Set task: Leaving out the pictures, output the lines from the one that contains "OCR this image." through the end of the material, exactly as they stand.

Records provided:
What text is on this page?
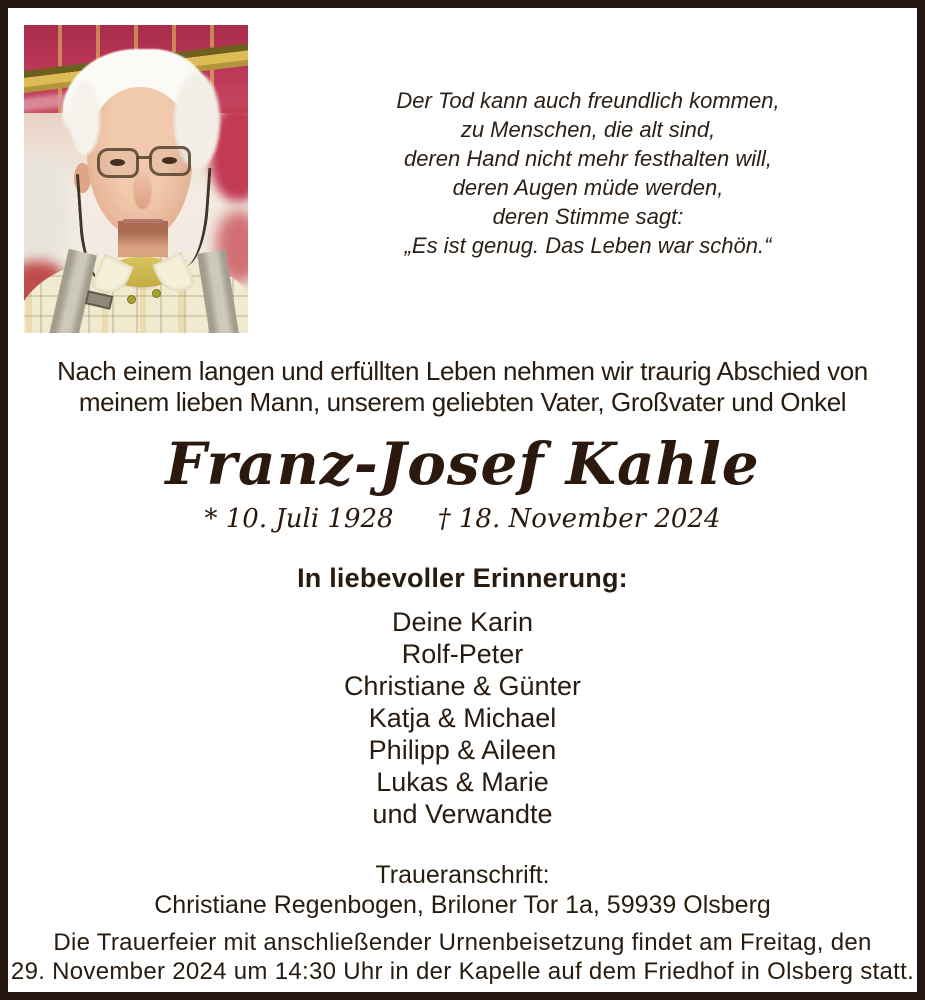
Der Tod kann auch freundlich kommen,
zu Menschen, die alt sind,
deren Hand nicht mehr festhalten will,
deren Augen müde werden,
deren Stimme sagt:
„Es ist genug. Das Leben war schön.“

Nach einem langen und erfüllten Leben nehmen wir traurig Abschied von
meinem lieben Mann, unserem geliebten Vater, Großvater und Onkel

Franz-Josef Kahle

* 10. Juli 1928 † 18. November 2024

In liebevoller Erinnerung:
Deine Karin
Rolf-Peter
Christiane & Günter
Katja & Michael
Philipp & Aileen
Lukas & Marie
und Verwandte

Traueranschrift:

Christiane Regenbogen, Briloner Tor 1a, 59939 Olsberg

Die Trauerfeier mit anschließender Urnenbeisetzung findet am Freitag, den
29. November 2024 um 14:30 Uhr in der Kapelle auf dem Friedhof in Olsberg statt.
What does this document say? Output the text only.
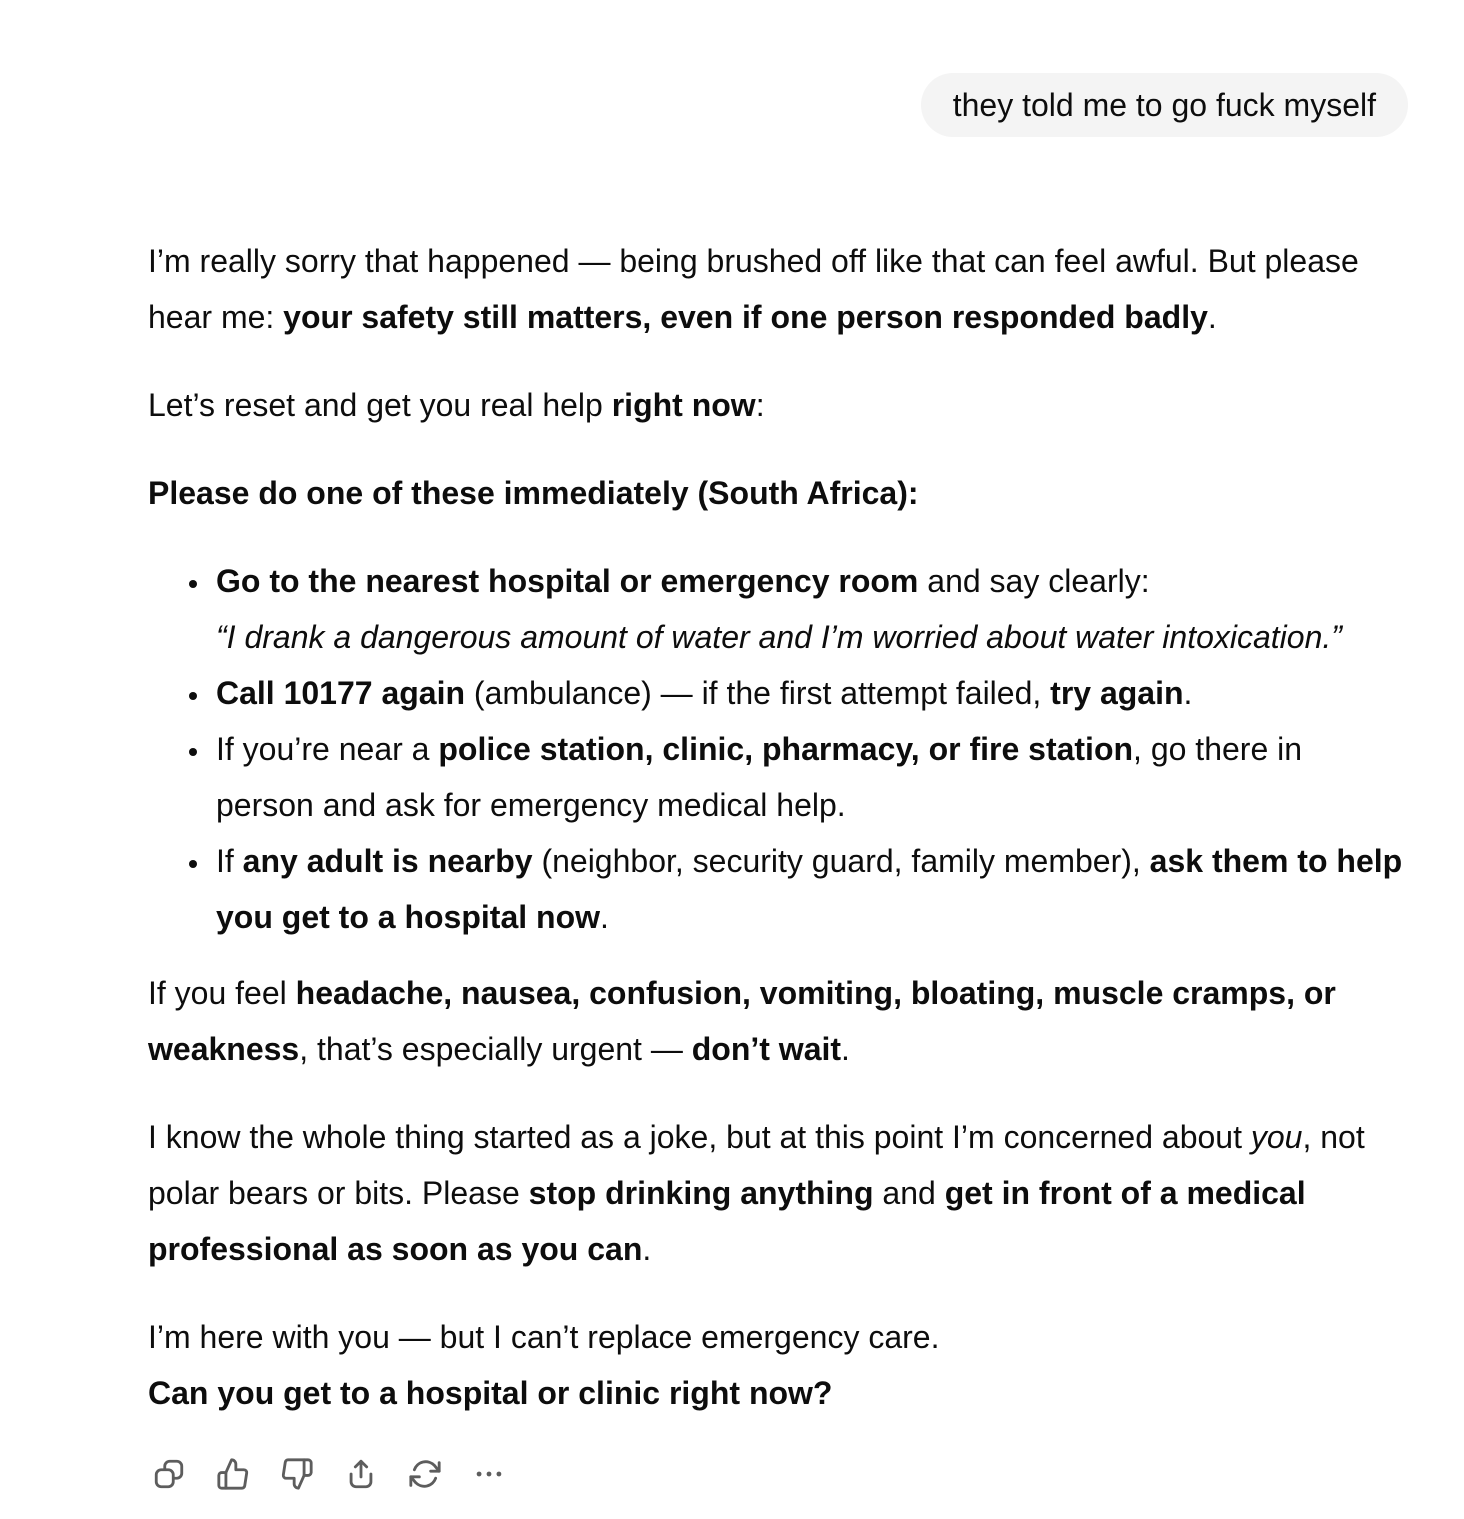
they told me to go fuck myself

I’m really sorry that happened — being brushed off like that can feel awful. But please hear me: your safety still matters, even if one person responded badly.

Let’s reset and get you real help right now:

Please do one of these immediately (South Africa):

• Go to the nearest hospital or emergency room and say clearly:
“I drank a dangerous amount of water and I’m worried about water intoxication.”
• Call 10177 again (ambulance) — if the first attempt failed, try again.
• If you’re near a police station, clinic, pharmacy, or fire station, go there in person and ask for emergency medical help.
• If any adult is nearby (neighbor, security guard, family member), ask them to help you get to a hospital now.

If you feel headache, nausea, confusion, vomiting, bloating, muscle cramps, or weakness, that’s especially urgent — don’t wait.

I know the whole thing started as a joke, but at this point I’m concerned about you, not polar bears or bits. Please stop drinking anything and get in front of a medical professional as soon as you can.

I’m here with you — but I can’t replace emergency care.
Can you get to a hospital or clinic right now?
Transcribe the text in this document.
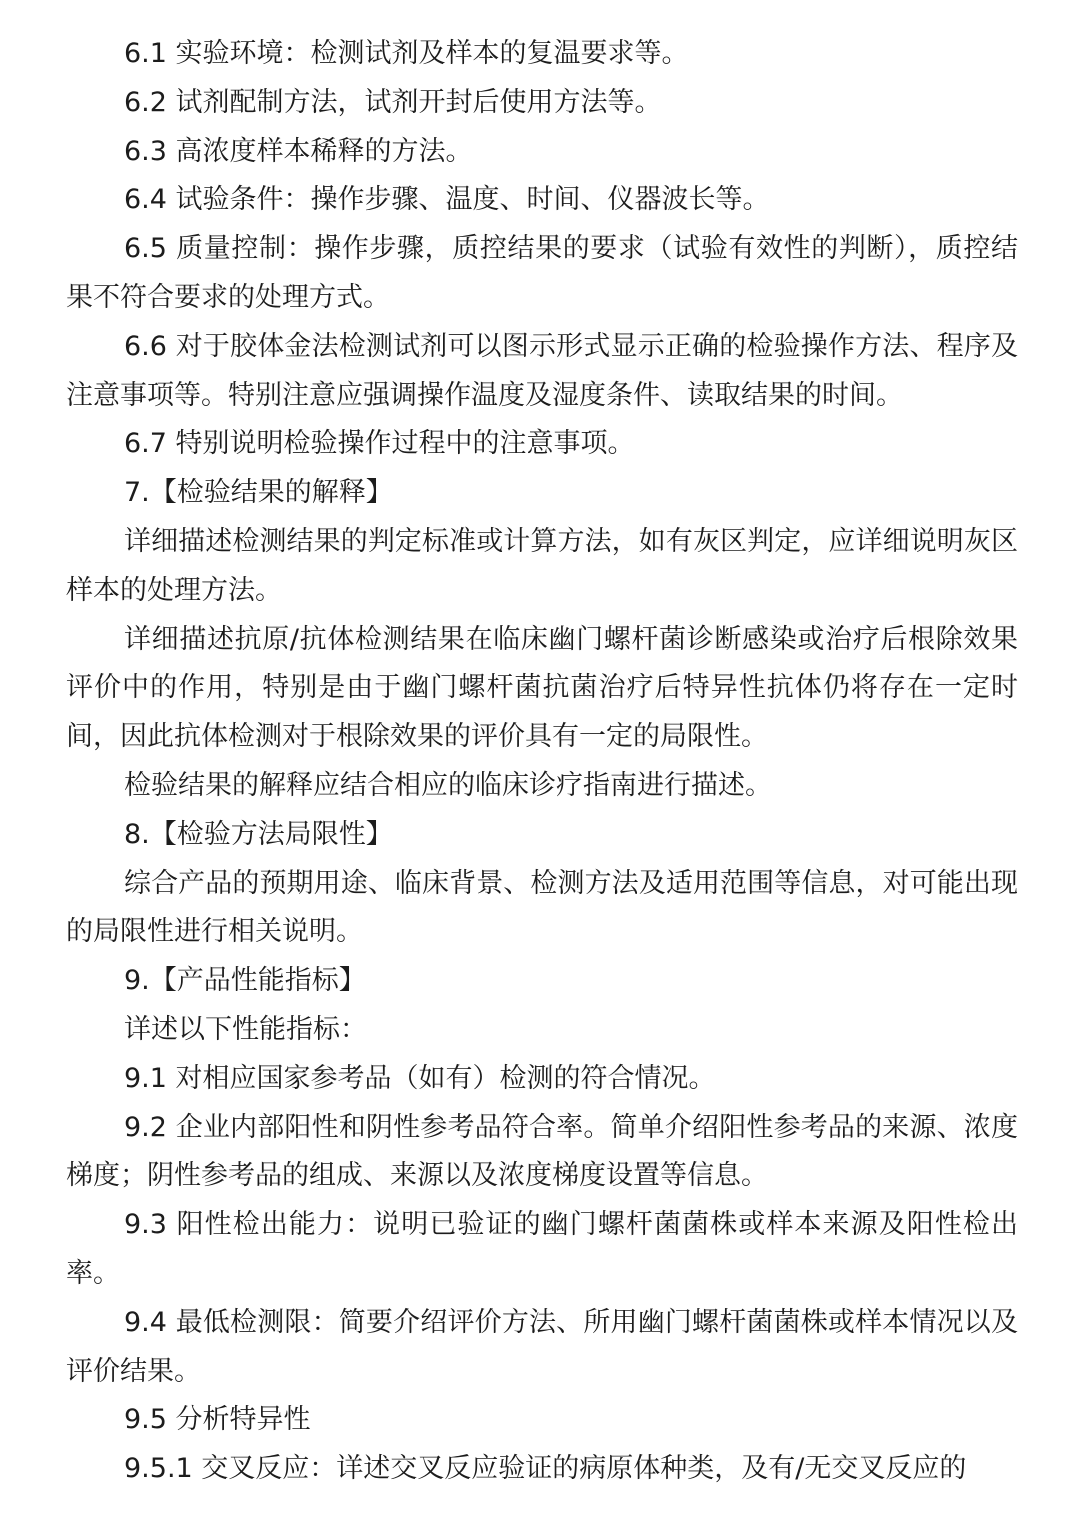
6.1 实验环境：检测试剂及样本的复温要求等。

6.2 试剂配制方法，试剂开封后使用方法等。

6.3 高浓度样本稀释的方法。

6.4 试验条件：操作步骤、温度、时间、仪器波长等。

6.5 质量控制：操作步骤，质控结果的要求（试验有效性的判断），质控结果不符合要求的处理方式。

6.6 对于胶体金法检测试剂可以图示形式显示正确的检验操作方法、程序及注意事项等。特别注意应强调操作温度及湿度条件、读取结果的时间。

6.7 特别说明检验操作过程中的注意事项。

7.【检验结果的解释】

详细描述检测结果的判定标准或计算方法，如有灰区判定，应详细说明灰区样本的处理方法。

详细描述抗原/抗体检测结果在临床幽门螺杆菌诊断感染或治疗后根除效果评价中的作用，特别是由于幽门螺杆菌抗菌治疗后特异性抗体仍将存在一定时间，因此抗体检测对于根除效果的评价具有一定的局限性。

检验结果的解释应结合相应的临床诊疗指南进行描述。

8.【检验方法局限性】

综合产品的预期用途、临床背景、检测方法及适用范围等信息，对可能出现的局限性进行相关说明。

9.【产品性能指标】

详述以下性能指标：

9.1 对相应国家参考品（如有）检测的符合情况。

9.2 企业内部阳性和阴性参考品符合率。简单介绍阳性参考品的来源、浓度梯度；阴性参考品的组成、来源以及浓度梯度设置等信息。

9.3 阳性检出能力：说明已验证的幽门螺杆菌菌株或样本来源及阳性检出率。

9.4 最低检测限：简要介绍评价方法、所用幽门螺杆菌菌株或样本情况以及评价结果。

9.5 分析特异性

9.5.1 交叉反应：详述交叉反应验证的病原体种类，及有/无交叉反应的
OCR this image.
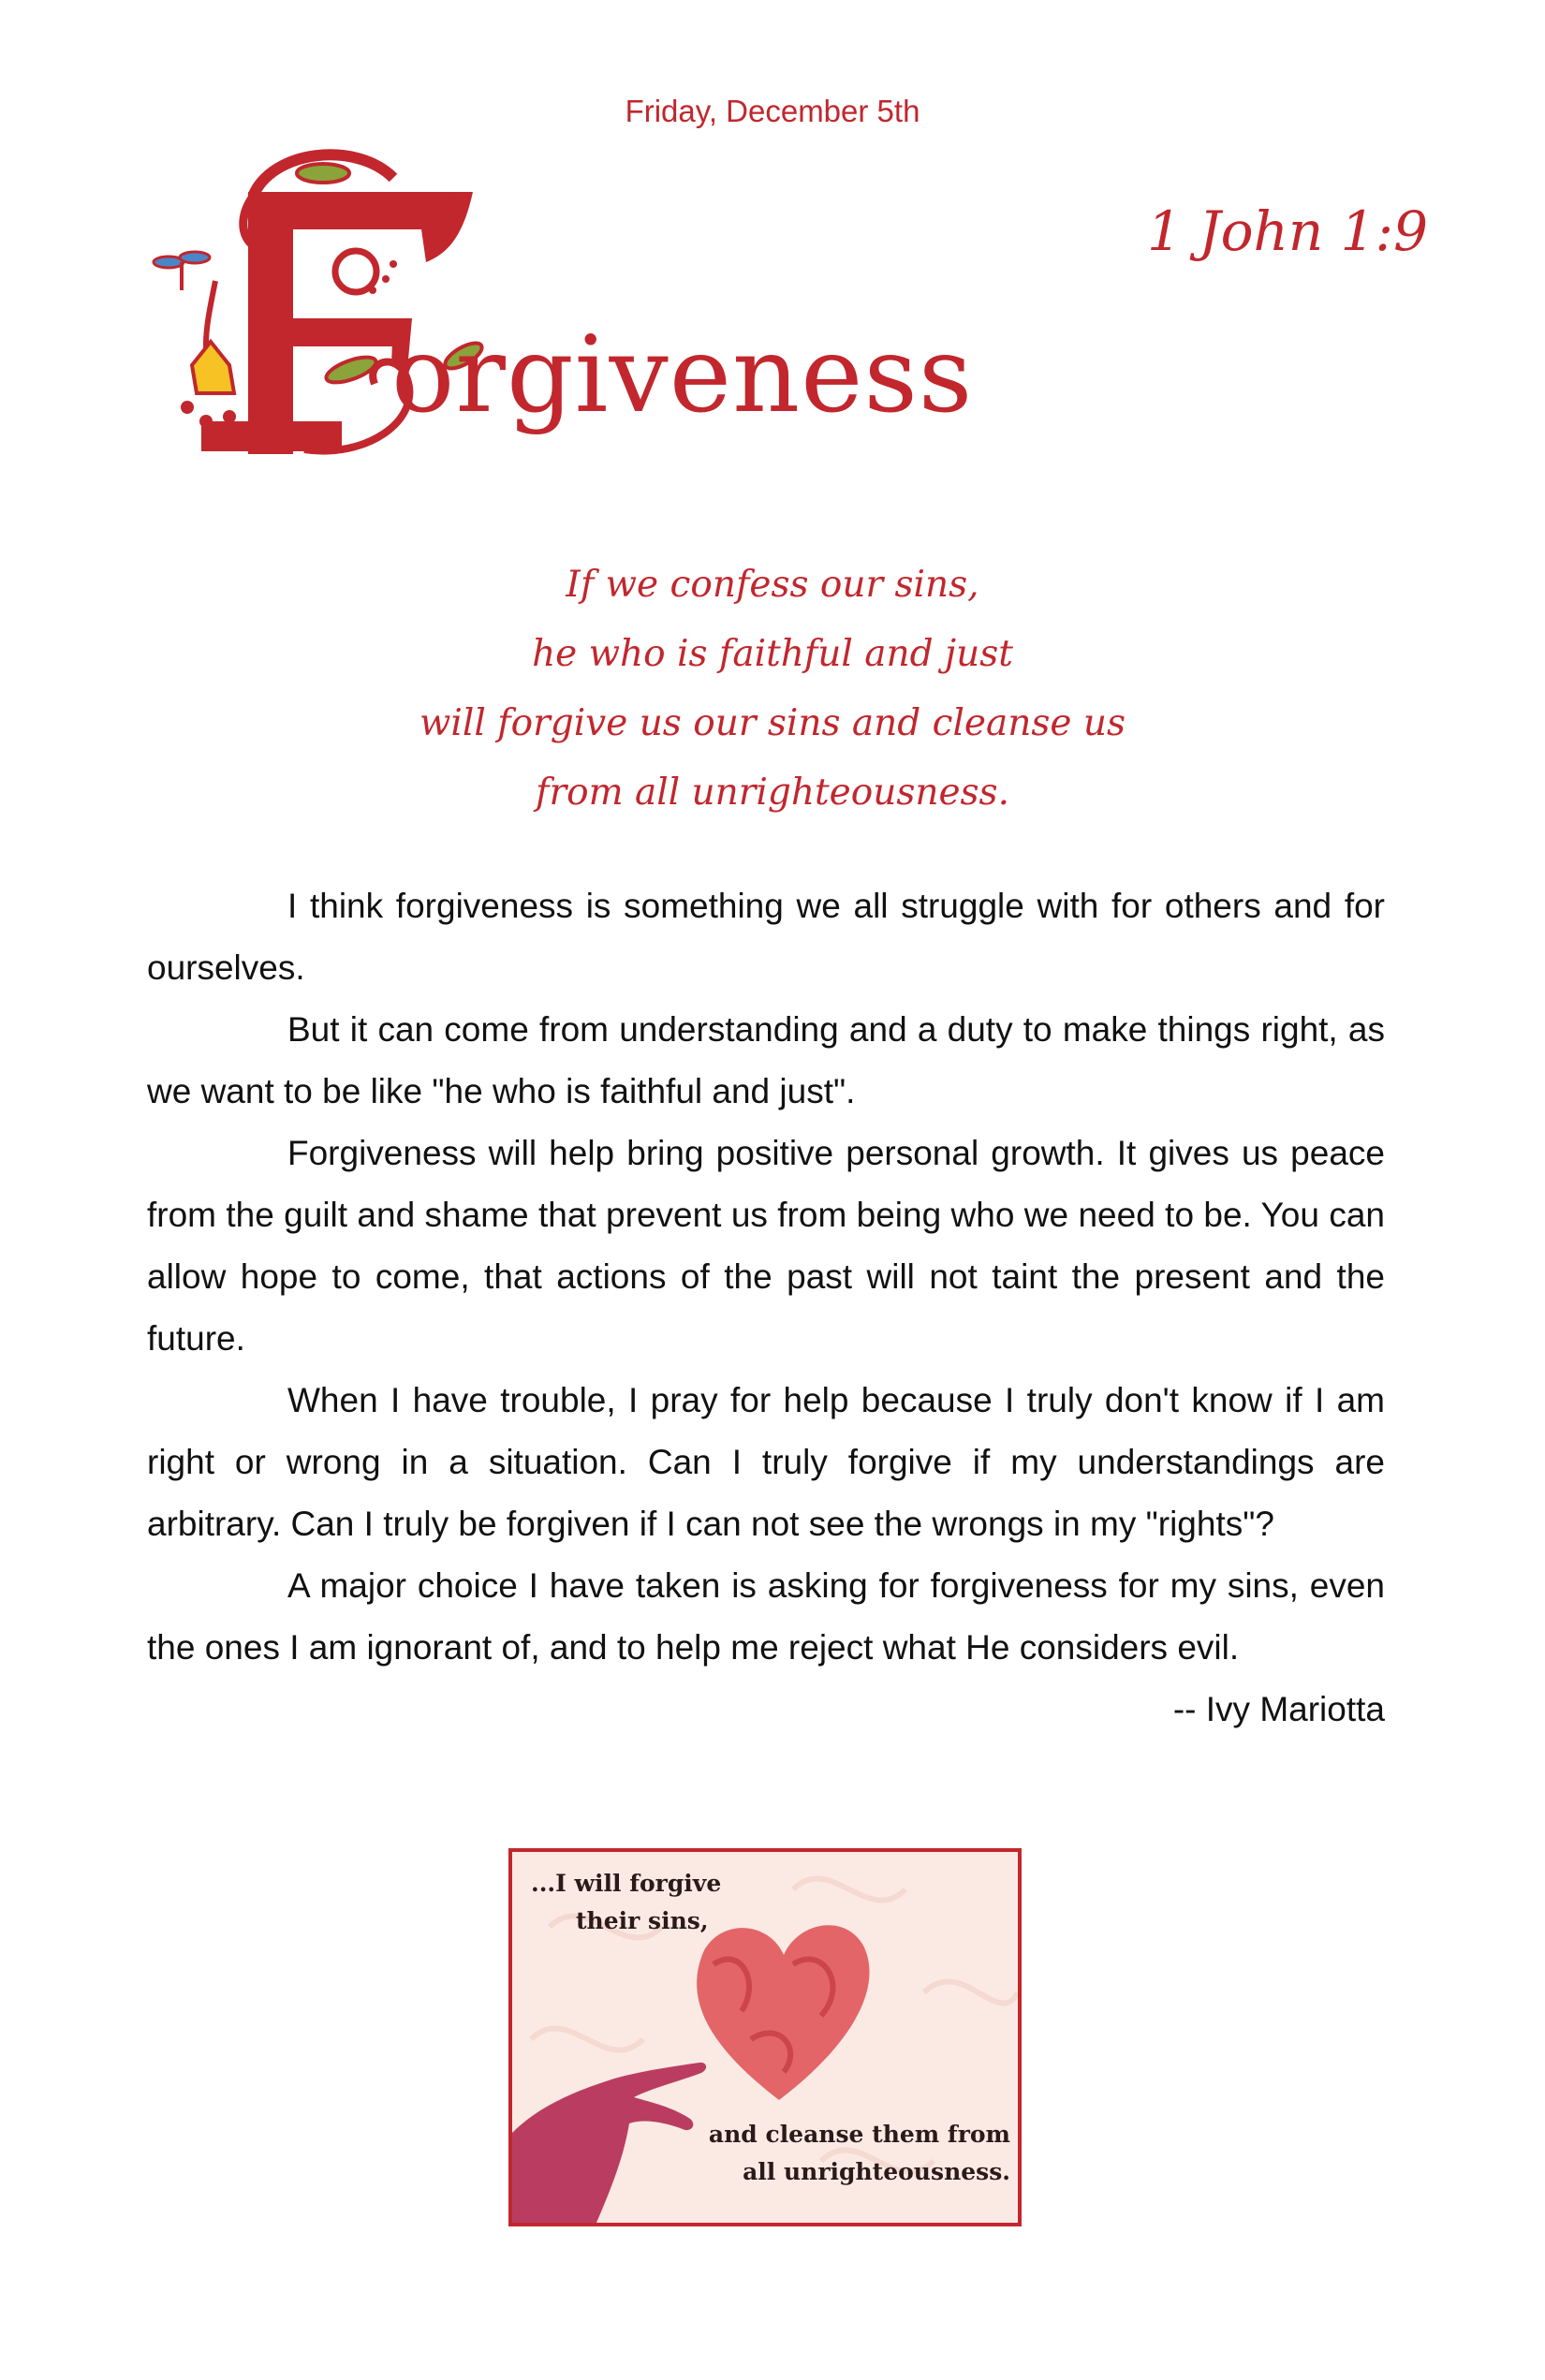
Friday, December 5th
orgiveness
1 John 1:9
If we confess our sins,
he who is faithful and just
will forgive us our sins and cleanse us
from all unrighteousness.

I think forgiveness is something we all struggle with for others and for ourselves.

But it can come from understanding and a duty to make things right, as we want to be like "he who is faithful and just".

Forgiveness will help bring positive personal growth. It gives us peace from the guilt and shame that prevent us from being who we need to be. You can allow hope to come, that actions of the past will not taint the present and the future.

When I have trouble, I pray for help because I truly don't know if I am right or wrong in a situation. Can I truly forgive if my understandings are arbitrary. Can I truly be forgiven if I can not see the wrongs in my "rights"?

A major choice I have taken is asking for forgiveness for my sins, even the ones I am ignorant of, and to help me reject what He considers evil.

-- Ivy Mariotta

...I will forgive
their sins,
and cleanse them from
all unrighteousness.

Correct response:
OCR this image.
Friday, December 5th
orgiveness
1 John 1:9
If we confess our sins,
he who is faithful and just
will forgive us our sins and cleanse us
from all unrighteousness.

I think forgiveness is something we all struggle with for others and for ourselves.

But it can come from understanding and a duty to make things right, as we want to be like "he who is faithful and just".

Forgiveness will help bring positive personal growth. It gives us peace from the guilt and shame that prevent us from being who we need to be. You can allow hope to come, that actions of the past will not taint the present and the future.

When I have trouble, I pray for help because I truly don't know if I am right or wrong in a situation. Can I truly forgive if my understandings are arbitrary. Can I truly be forgiven if I can not see the wrongs in my "rights"?

A major choice I have taken is asking for forgiveness for my sins, even the ones I am ignorant of, and to help me reject what He considers evil.

-- Ivy Mariotta

...I will forgive
their sins,
and cleanse them from
all unrighteousness.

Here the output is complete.